> Data to use:
..........
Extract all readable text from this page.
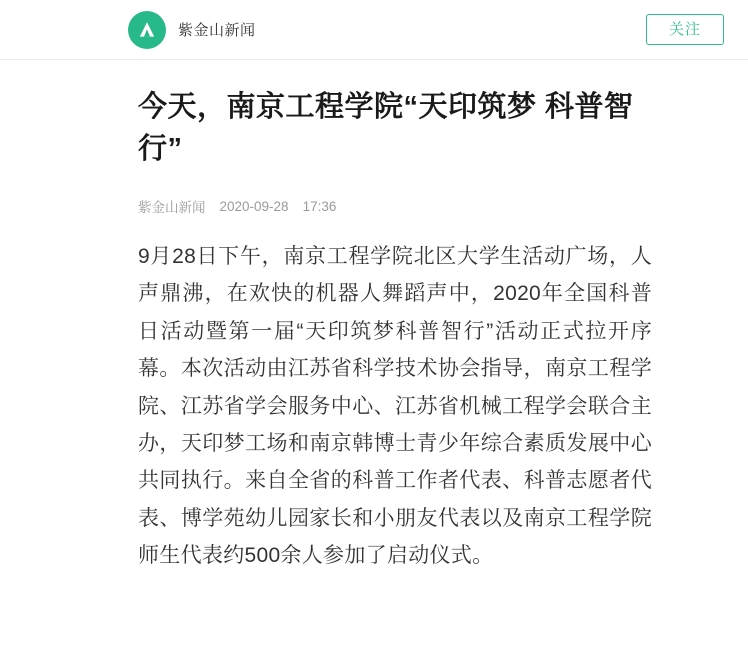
紫金山新闻	关注
今天，南京工程学院“天印筑梦 科普智行”
紫金山新闻 2020-09-28 17:36
9月28日下午，南京工程学院北区大学生活动广场，人声鼎沸，在欢快的机器人舞蹈声中，2020年全国科普日活动暨第一届“天印筑梦科普智行”活动正式拉开序幕。本次活动由江苏省科学技术协会指导，南京工程学院、江苏省学会服务中心、江苏省机械工程学会联合主办，天印梦工场和南京韩博士青少年综合素质发展中心共同执行。来自全省的科普工作者代表、科普志愿者代表、博学苑幼儿园家长和小朋友代表以及南京工程学院师生代表约500余人参加了启动仪式。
..........
> Task to complete: Going through the records above, state how many lines carry "南京工程学院", with no other text.

> Reply: 2